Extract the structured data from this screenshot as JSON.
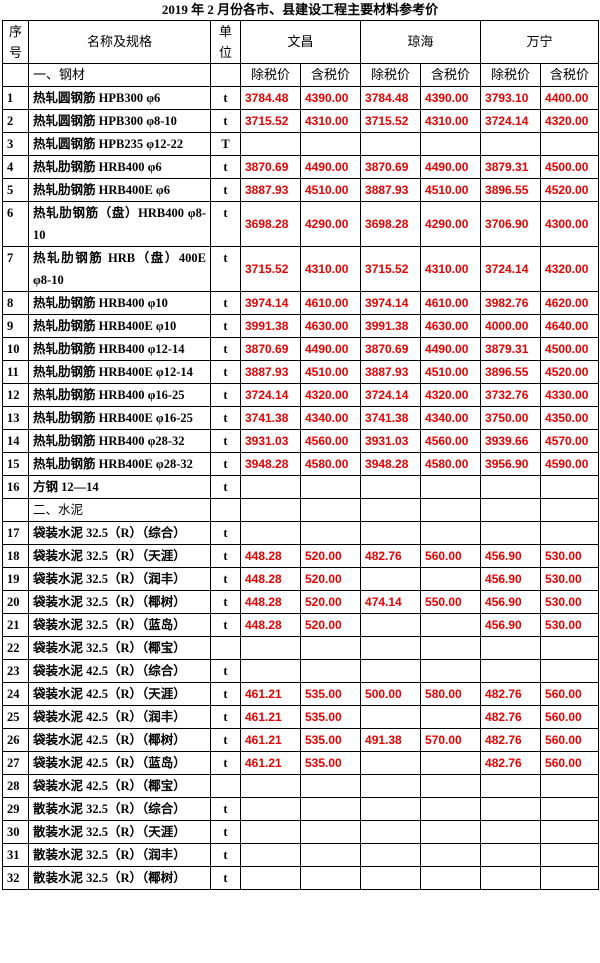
{
  "header": {
    "title": "2019 年 2 月份各市、县建设工程主要材料参考价",
    "col_no": "序号",
    "col_name": "名称及规格",
    "col_unit": "单位",
    "regions": [
      "文昌",
      "琼海",
      "万宁"
    ],
    "price_types": [
      "除税价",
      "含税价",
      "除税价",
      "含税价",
      "除税价",
      "含税价"
    ],
    "section": "一、钢材"
  },
  "table": {
    "rows": [
      {
        "no": "1",
        "name": "热轧圆钢筋 HPB300 φ6",
        "unit": "t",
        "prices": [
          "3784.48",
          "4390.00",
          "3784.48",
          "4390.00",
          "3793.10",
          "4400.00"
        ]
      },
      {
        "no": "2",
        "name": "热轧圆钢筋 HPB300 φ8-10",
        "unit": "t",
        "prices": [
          "3715.52",
          "4310.00",
          "3715.52",
          "4310.00",
          "3724.14",
          "4320.00"
        ]
      },
      {
        "no": "3",
        "name": "热轧圆钢筋 HPB235 φ12-22",
        "unit": "T",
        "prices": [
          null,
          null,
          null,
          null,
          null,
          null
        ]
      },
      {
        "no": "4",
        "name": "热轧肋钢筋 HRB400 φ6",
        "unit": "t",
        "prices": [
          "3870.69",
          "4490.00",
          "3870.69",
          "4490.00",
          "3879.31",
          "4500.00"
        ]
      },
      {
        "no": "5",
        "name": "热轧肋钢筋 HRB400E φ6",
        "unit": "t",
        "prices": [
          "3887.93",
          "4510.00",
          "3887.93",
          "4510.00",
          "3896.55",
          "4520.00"
        ]
      },
      {
        "no": "6",
        "name": "热轧肋钢筋（盘）HRB400 φ8-10",
        "unit": "t",
        "prices": [
          "3698.28",
          "4290.00",
          "3698.28",
          "4290.00",
          "3706.90",
          "4300.00"
        ]
      },
      {
        "no": "7",
        "name": "热轧肋钢筋 HRB（盘）400E φ8-10",
        "unit": "t",
        "prices": [
          "3715.52",
          "4310.00",
          "3715.52",
          "4310.00",
          "3724.14",
          "4320.00"
        ]
      },
      {
        "no": "8",
        "name": "热轧肋钢筋 HRB400 φ10",
        "unit": "t",
        "prices": [
          "3974.14",
          "4610.00",
          "3974.14",
          "4610.00",
          "3982.76",
          "4620.00"
        ]
      },
      {
        "no": "9",
        "name": "热轧肋钢筋 HRB400E φ10",
        "unit": "t",
        "prices": [
          "3991.38",
          "4630.00",
          "3991.38",
          "4630.00",
          "4000.00",
          "4640.00"
        ]
      },
      {
        "no": "10",
        "name": "热轧肋钢筋 HRB400 φ12-14",
        "unit": "t",
        "prices": [
          "3870.69",
          "4490.00",
          "3870.69",
          "4490.00",
          "3879.31",
          "4500.00"
        ]
      },
      {
        "no": "11",
        "name": "热轧肋钢筋 HRB400E φ12-14",
        "unit": "t",
        "prices": [
          "3887.93",
          "4510.00",
          "3887.93",
          "4510.00",
          "3896.55",
          "4520.00"
        ]
      },
      {
        "no": "12",
        "name": "热轧肋钢筋 HRB400 φ16-25",
        "unit": "t",
        "prices": [
          "3724.14",
          "4320.00",
          "3724.14",
          "4320.00",
          "3732.76",
          "4330.00"
        ]
      },
      {
        "no": "13",
        "name": "热轧肋钢筋 HRB400E φ16-25",
        "unit": "t",
        "prices": [
          "3741.38",
          "4340.00",
          "3741.38",
          "4340.00",
          "3750.00",
          "4350.00"
        ]
      },
      {
        "no": "14",
        "name": "热轧肋钢筋 HRB400 φ28-32",
        "unit": "t",
        "prices": [
          "3931.03",
          "4560.00",
          "3931.03",
          "4560.00",
          "3939.66",
          "4570.00"
        ]
      },
      {
        "no": "15",
        "name": "热轧肋钢筋 HRB400E φ28-32",
        "unit": "t",
        "prices": [
          "3948.28",
          "4580.00",
          "3948.28",
          "4580.00",
          "3956.90",
          "4590.00"
        ]
      },
      {
        "no": "16",
        "name": "方钢 12—14",
        "unit": "t",
        "prices": [
          null,
          null,
          null,
          null,
          null,
          null
        ]
      },
      {
        "section": "二、水泥"
      },
      {
        "no": "17",
        "name": "袋装水泥 32.5（R）（综合）",
        "unit": "t",
        "prices": [
          null,
          null,
          null,
          null,
          null,
          null
        ]
      },
      {
        "no": "18",
        "name": "袋装水泥 32.5（R）（天涯）",
        "unit": "t",
        "prices": [
          "448.28",
          "520.00",
          "482.76",
          "560.00",
          "456.90",
          "530.00"
        ]
      },
      {
        "no": "19",
        "name": "袋装水泥 32.5（R）（润丰）",
        "unit": "t",
        "prices": [
          "448.28",
          "520.00",
          null,
          null,
          "456.90",
          "530.00"
        ]
      },
      {
        "no": "20",
        "name": "袋装水泥 32.5（R）（椰树）",
        "unit": "t",
        "prices": [
          "448.28",
          "520.00",
          "474.14",
          "550.00",
          "456.90",
          "530.00"
        ]
      },
      {
        "no": "21",
        "name": "袋装水泥 32.5（R）（蓝岛）",
        "unit": "t",
        "prices": [
          "448.28",
          "520.00",
          null,
          null,
          "456.90",
          "530.00"
        ]
      },
      {
        "no": "22",
        "name": "袋装水泥 32.5（R）（椰宝）",
        "unit": null,
        "prices": [
          null,
          null,
          null,
          null,
          null,
          null
        ]
      },
      {
        "no": "23",
        "name": "袋装水泥 42.5（R）（综合）",
        "unit": "t",
        "prices": [
          null,
          null,
          null,
          null,
          null,
          null
        ]
      },
      {
        "no": "24",
        "name": "袋装水泥 42.5（R）（天涯）",
        "unit": "t",
        "prices": [
          "461.21",
          "535.00",
          "500.00",
          "580.00",
          "482.76",
          "560.00"
        ]
      },
      {
        "no": "25",
        "name": "袋装水泥 42.5（R）（润丰）",
        "unit": "t",
        "prices": [
          "461.21",
          "535.00",
          null,
          null,
          "482.76",
          "560.00"
        ]
      },
      {
        "no": "26",
        "name": "袋装水泥 42.5（R）（椰树）",
        "unit": "t",
        "prices": [
          "461.21",
          "535.00",
          "491.38",
          "570.00",
          "482.76",
          "560.00"
        ]
      },
      {
        "no": "27",
        "name": "袋装水泥 42.5（R）（蓝岛）",
        "unit": "t",
        "prices": [
          "461.21",
          "535.00",
          null,
          null,
          "482.76",
          "560.00"
        ]
      },
      {
        "no": "28",
        "name": "袋装水泥 42.5（R）（椰宝）",
        "unit": null,
        "prices": [
          null,
          null,
          null,
          null,
          null,
          null
        ]
      },
      {
        "no": "29",
        "name": "散装水泥 32.5（R）（综合）",
        "unit": "t",
        "prices": [
          null,
          null,
          null,
          null,
          null,
          null
        ]
      },
      {
        "no": "30",
        "name": "散装水泥 32.5（R）（天涯）",
        "unit": "t",
        "prices": [
          null,
          null,
          null,
          null,
          null,
          null
        ]
      },
      {
        "no": "31",
        "name": "散装水泥 32.5（R）（润丰）",
        "unit": "t",
        "prices": [
          null,
          null,
          null,
          null,
          null,
          null
        ]
      },
      {
        "no": "32",
        "name": "散装水泥 32.5（R）（椰树）",
        "unit": "t",
        "prices": [
          null,
          null,
          null,
          null,
          null,
          null
        ]
      }
    ]
  }
}
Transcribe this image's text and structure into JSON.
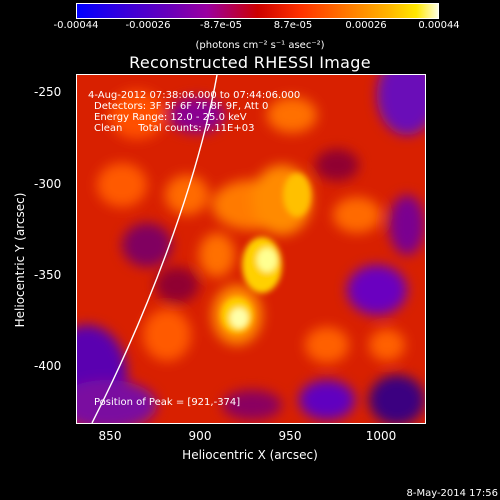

= = = =

Set down the complete material exactly, but do not include the images.

- [ANSWER FOR THIS EXERCISE]
Extract the structured data from this screenshot as JSON.
{
  "header": {
    "title": "2019 年 2 月份各市、县建设工程主要材料参考价",
    "col_no": "序号",
    "col_name": "名称及规格",
    "col_unit": "单位",
    "regions": [
      "文昌",
      "琼海",
      "万宁"
    ],
    "price_types": [
      "除税价",
      "含税价",
      "除税价",
      "含税价",
      "除税价",
      "含税价"
    ],
    "section": "一、钢材"
  },
  "table": {
    "rows": [
      {
        "no": "1",
        "name": "热轧圆钢筋 HPB300 φ6",
        "unit": "t",
        "prices": [
          "3784.48",
          "4390.00",
          "3784.48",
          "4390.00",
          "3793.10",
          "4400.00"
        ]
      },
      {
        "no": "2",
        "name": "热轧圆钢筋 HPB300 φ8-10",
        "unit": "t",
        "prices": [
          "3715.52",
          "4310.00",
          "3715.52",
          "4310.00",
          "3724.14",
          "4320.00"
        ]
      },
      {
        "no": "3",
        "name": "热轧圆钢筋 HPB235 φ12-22",
        "unit": "T",
        "prices": [
          null,
          null,
          null,
          null,
          null,
          null
        ]
      },
      {
        "no": "4",
        "name": "热轧肋钢筋 HRB400 φ6",
        "unit": "t",
        "prices": [
          "3870.69",
          "4490.00",
          "3870.69",
          "4490.00",
          "3879.31",
          "4500.00"
        ]
      },
      {
        "no": "5",
        "name": "热轧肋钢筋 HRB400E φ6",
        "unit": "t",
        "prices": [
          "3887.93",
          "4510.00",
          "3887.93",
          "4510.00",
          "3896.55",
          "4520.00"
        ]
      },
      {
        "no": "6",
        "name": "热轧肋钢筋（盘）HRB400 φ8-10",
        "unit": "t",
        "prices": [
          "3698.28",
          "4290.00",
          "3698.28",
          "4290.00",
          "3706.90",
          "4300.00"
        ]
      },
      {
        "no": "7",
        "name": "热轧肋钢筋 HRB（盘）400E φ8-10",
        "unit": "t",
        "prices": [
          "3715.52",
          "4310.00",
          "3715.52",
          "4310.00",
          "3724.14",
          "4320.00"
        ]
      },
      {
        "no": "8",
        "name": "热轧肋钢筋 HRB400 φ10",
        "unit": "t",
        "prices": [
          "3974.14",
          "4610.00",
          "3974.14",
          "4610.00",
          "3982.76",
          "4620.00"
        ]
      },
      {
        "no": "9",
        "name": "热轧肋钢筋 HRB400E φ10",
        "unit": "t",
        "prices": [
          "3991.38",
          "4630.00",
          "3991.38",
          "4630.00",
          "4000.00",
          "4640.00"
        ]
      },
      {
        "no": "10",
        "name": "热轧肋钢筋 HRB400 φ12-14",
        "unit": "t",
        "prices": [
          "3870.69",
          "4490.00",
          "3870.69",
          "4490.00",
          "3879.31",
          "4500.00"
        ]
      },
      {
        "no": "11",
        "name": "热轧肋钢筋 HRB400E φ12-14",
        "unit": "t",
        "prices": [
          "3887.93",
          "4510.00",
          "3887.93",
          "4510.00",
          "3896.55",
          "4520.00"
        ]
      },
      {
        "no": "12",
        "name": "热轧肋钢筋 HRB400 φ16-25",
        "unit": "t",
        "prices": [
          "3724.14",
          "4320.00",
          "3724.14",
          "4320.00",
          "3732.76",
          "4330.00"
        ]
      },
      {
        "no": "13",
        "name": "热轧肋钢筋 HRB400E φ16-25",
        "unit": "t",
        "prices": [
          "3741.38",
          "4340.00",
          "3741.38",
          "4340.00",
          "3750.00",
          "4350.00"
        ]
      },
      {
        "no": "14",
        "name": "热轧肋钢筋 HRB400 φ28-32",
        "unit": "t",
        "prices": [
          "3931.03",
          "4560.00",
          "3931.03",
          "4560.00",
          "3939.66",
          "4570.00"
        ]
      },
      {
        "no": "15",
        "name": "热轧肋钢筋 HRB400E φ28-32",
        "unit": "t",
        "prices": [
          "3948.28",
          "4580.00",
          "3948.28",
          "4580.00",
          "3956.90",
          "4590.00"
        ]
      },
      {
        "no": "16",
        "name": "方钢 12—14",
        "unit": "t",
        "prices": [
          null,
          null,
          null,
          null,
          null,
          null
        ]
      },
      {
        "section": "二、水泥"
      },
      {
        "no": "17",
        "name": "袋装水泥 32.5（R）（综合）",
        "unit": "t",
        "prices": [
          null,
          null,
          null,
          null,
          null,
          null
        ]
      },
      {
        "no": "18",
        "name": "袋装水泥 32.5（R）（天涯）",
        "unit": "t",
        "prices": [
          "448.28",
          "520.00",
          "482.76",
          "560.00",
          "456.90",
          "530.00"
        ]
      },
      {
        "no": "19",
        "name": "袋装水泥 32.5（R）（润丰）",
        "unit": "t",
        "prices": [
          "448.28",
          "520.00",
          null,
          null,
          "456.90",
          "530.00"
        ]
      },
      {
        "no": "20",
        "name": "袋装水泥 32.5（R）（椰树）",
        "unit": "t",
        "prices": [
          "448.28",
          "520.00",
          "474.14",
          "550.00",
          "456.90",
          "530.00"
        ]
      },
      {
        "no": "21",
        "name": "袋装水泥 32.5（R）（蓝岛）",
        "unit": "t",
        "prices": [
          "448.28",
          "520.00",
          null,
          null,
          "456.90",
          "530.00"
        ]
      },
      {
        "no": "22",
        "name": "袋装水泥 32.5（R）（椰宝）",
        "unit": null,
        "prices": [
          null,
          null,
          null,
          null,
          null,
          null
        ]
      },
      {
        "no": "23",
        "name": "袋装水泥 42.5（R）（综合）",
        "unit": "t",
        "prices": [
          null,
          null,
          null,
          null,
          null,
          null
        ]
      },
      {
        "no": "24",
        "name": "袋装水泥 42.5（R）（天涯）",
        "unit": "t",
        "prices": [
          "461.21",
          "535.00",
          "500.00",
          "580.00",
          "482.76",
          "560.00"
        ]
      },
      {
        "no": "25",
        "name": "袋装水泥 42.5（R）（润丰）",
        "unit": "t",
        "prices": [
          "461.21",
          "535.00",
          null,
          null,
          "482.76",
          "560.00"
        ]
      },
      {
        "no": "26",
        "name": "袋装水泥 42.5（R）（椰树）",
        "unit": "t",
        "prices": [
          "461.21",
          "535.00",
          "491.38",
          "570.00",
          "482.76",
          "560.00"
        ]
      },
      {
        "no": "27",
        "name": "袋装水泥 42.5（R）（蓝岛）",
        "unit": "t",
        "prices": [
          "461.21",
          "535.00",
          null,
          null,
          "482.76",
          "560.00"
        ]
      },
      {
        "no": "28",
        "name": "袋装水泥 42.5（R）（椰宝）",
        "unit": null,
        "prices": [
          null,
          null,
          null,
          null,
          null,
          null
        ]
      },
      {
        "no": "29",
        "name": "散装水泥 32.5（R）（综合）",
        "unit": "t",
        "prices": [
          null,
          null,
          null,
          null,
          null,
          null
        ]
      },
      {
        "no": "30",
        "name": "散装水泥 32.5（R）（天涯）",
        "unit": "t",
        "prices": [
          null,
          null,
          null,
          null,
          null,
          null
        ]
      },
      {
        "no": "31",
        "name": "散装水泥 32.5（R）（润丰）",
        "unit": "t",
        "prices": [
          null,
          null,
          null,
          null,
          null,
          null
        ]
      },
      {
        "no": "32",
        "name": "散装水泥 32.5（R）（椰树）",
        "unit": "t",
        "prices": [
          null,
          null,
          null,
          null,
          null,
          null
        ]
      }
    ]
  }
}
Transcribe this image's text and structure into JSON.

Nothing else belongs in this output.